> **AIM**: Copy the records below exactly as they appear.

> **DATA SECTION**:
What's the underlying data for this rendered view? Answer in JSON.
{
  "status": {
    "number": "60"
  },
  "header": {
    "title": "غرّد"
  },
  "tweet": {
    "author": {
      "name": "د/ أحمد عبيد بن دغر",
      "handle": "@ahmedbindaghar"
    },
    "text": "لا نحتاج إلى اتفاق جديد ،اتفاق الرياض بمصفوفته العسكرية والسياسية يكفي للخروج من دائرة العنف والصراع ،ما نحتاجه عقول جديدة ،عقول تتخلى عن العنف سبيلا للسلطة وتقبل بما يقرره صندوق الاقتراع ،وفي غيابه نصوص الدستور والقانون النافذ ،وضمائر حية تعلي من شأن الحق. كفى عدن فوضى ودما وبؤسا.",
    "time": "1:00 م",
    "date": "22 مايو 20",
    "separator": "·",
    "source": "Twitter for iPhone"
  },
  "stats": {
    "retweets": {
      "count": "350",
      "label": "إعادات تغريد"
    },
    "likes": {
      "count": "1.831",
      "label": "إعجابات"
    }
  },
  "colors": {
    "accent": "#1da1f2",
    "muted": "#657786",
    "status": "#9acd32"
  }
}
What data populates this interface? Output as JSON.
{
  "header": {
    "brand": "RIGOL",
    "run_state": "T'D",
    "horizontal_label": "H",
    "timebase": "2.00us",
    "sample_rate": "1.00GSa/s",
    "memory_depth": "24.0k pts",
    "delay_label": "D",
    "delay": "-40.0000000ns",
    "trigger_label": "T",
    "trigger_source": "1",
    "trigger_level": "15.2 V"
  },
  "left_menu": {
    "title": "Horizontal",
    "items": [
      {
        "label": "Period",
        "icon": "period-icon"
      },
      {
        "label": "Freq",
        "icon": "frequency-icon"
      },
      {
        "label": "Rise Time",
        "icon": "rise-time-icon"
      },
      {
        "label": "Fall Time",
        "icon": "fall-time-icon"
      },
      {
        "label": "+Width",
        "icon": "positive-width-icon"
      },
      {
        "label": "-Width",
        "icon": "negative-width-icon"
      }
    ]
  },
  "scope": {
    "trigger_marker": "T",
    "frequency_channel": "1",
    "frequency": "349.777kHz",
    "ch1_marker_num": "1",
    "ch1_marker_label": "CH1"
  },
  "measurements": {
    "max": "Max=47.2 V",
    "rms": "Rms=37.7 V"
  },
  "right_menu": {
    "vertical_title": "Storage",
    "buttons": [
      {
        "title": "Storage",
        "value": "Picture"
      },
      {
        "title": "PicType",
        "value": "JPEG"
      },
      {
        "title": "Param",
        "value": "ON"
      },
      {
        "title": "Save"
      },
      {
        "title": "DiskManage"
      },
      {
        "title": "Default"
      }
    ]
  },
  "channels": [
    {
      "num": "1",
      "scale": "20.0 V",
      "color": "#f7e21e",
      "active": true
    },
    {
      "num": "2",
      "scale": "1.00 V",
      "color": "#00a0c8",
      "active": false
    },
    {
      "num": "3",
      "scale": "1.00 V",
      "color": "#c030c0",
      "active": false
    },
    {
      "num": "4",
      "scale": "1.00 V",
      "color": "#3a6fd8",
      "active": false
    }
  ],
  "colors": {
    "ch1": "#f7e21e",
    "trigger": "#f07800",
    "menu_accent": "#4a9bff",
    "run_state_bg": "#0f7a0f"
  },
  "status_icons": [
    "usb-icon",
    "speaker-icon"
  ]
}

> **EXERCISE OUTPUT**:
What's the underlying data for this rendered view? Answer in JSON.
{
  "status": {
    "number": "60"
  },
  "header": {
    "title": "غرّد"
  },
  "tweet": {
    "author": {
      "name": "د/ أحمد عبيد بن دغر",
      "handle": "@ahmedbindaghar"
    },
    "text": "لا نحتاج إلى اتفاق جديد ،اتفاق الرياض بمصفوفته العسكرية والسياسية يكفي للخروج من دائرة العنف والصراع ،ما نحتاجه عقول جديدة ،عقول تتخلى عن العنف سبيلا للسلطة وتقبل بما يقرره صندوق الاقتراع ،وفي غيابه نصوص الدستور والقانون النافذ ،وضمائر حية تعلي من شأن الحق. كفى عدن فوضى ودما وبؤسا.",
    "time": "1:00 م",
    "date": "22 مايو 20",
    "separator": "·",
    "source": "Twitter for iPhone"
  },
  "stats": {
    "retweets": {
      "count": "350",
      "label": "إعادات تغريد"
    },
    "likes": {
      "count": "1.831",
      "label": "إعجابات"
    }
  },
  "colors": {
    "accent": "#1da1f2",
    "muted": "#657786",
    "status": "#9acd32"
  }
}
What data populates this interface? Output as JSON.
{
  "header": {
    "brand": "RIGOL",
    "run_state": "T'D",
    "horizontal_label": "H",
    "timebase": "2.00us",
    "sample_rate": "1.00GSa/s",
    "memory_depth": "24.0k pts",
    "delay_label": "D",
    "delay": "-40.0000000ns",
    "trigger_label": "T",
    "trigger_source": "1",
    "trigger_level": "15.2 V"
  },
  "left_menu": {
    "title": "Horizontal",
    "items": [
      {
        "label": "Period",
        "icon": "period-icon"
      },
      {
        "label": "Freq",
        "icon": "frequency-icon"
      },
      {
        "label": "Rise Time",
        "icon": "rise-time-icon"
      },
      {
        "label": "Fall Time",
        "icon": "fall-time-icon"
      },
      {
        "label": "+Width",
        "icon": "positive-width-icon"
      },
      {
        "label": "-Width",
        "icon": "negative-width-icon"
      }
    ]
  },
  "scope": {
    "trigger_marker": "T",
    "frequency_channel": "1",
    "frequency": "349.777kHz",
    "ch1_marker_num": "1",
    "ch1_marker_label": "CH1"
  },
  "measurements": {
    "max": "Max=47.2 V",
    "rms": "Rms=37.7 V"
  },
  "right_menu": {
    "vertical_title": "Storage",
    "buttons": [
      {
        "title": "Storage",
        "value": "Picture"
      },
      {
        "title": "PicType",
        "value": "JPEG"
      },
      {
        "title": "Param",
        "value": "ON"
      },
      {
        "title": "Save"
      },
      {
        "title": "DiskManage"
      },
      {
        "title": "Default"
      }
    ]
  },
  "channels": [
    {
      "num": "1",
      "scale": "20.0 V",
      "color": "#f7e21e",
      "active": true
    },
    {
      "num": "2",
      "scale": "1.00 V",
      "color": "#00a0c8",
      "active": false
    },
    {
      "num": "3",
      "scale": "1.00 V",
      "color": "#c030c0",
      "active": false
    },
    {
      "num": "4",
      "scale": "1.00 V",
      "color": "#3a6fd8",
      "active": false
    }
  ],
  "colors": {
    "ch1": "#f7e21e",
    "trigger": "#f07800",
    "menu_accent": "#4a9bff",
    "run_state_bg": "#0f7a0f"
  },
  "status_icons": [
    "usb-icon",
    "speaker-icon"
  ]
}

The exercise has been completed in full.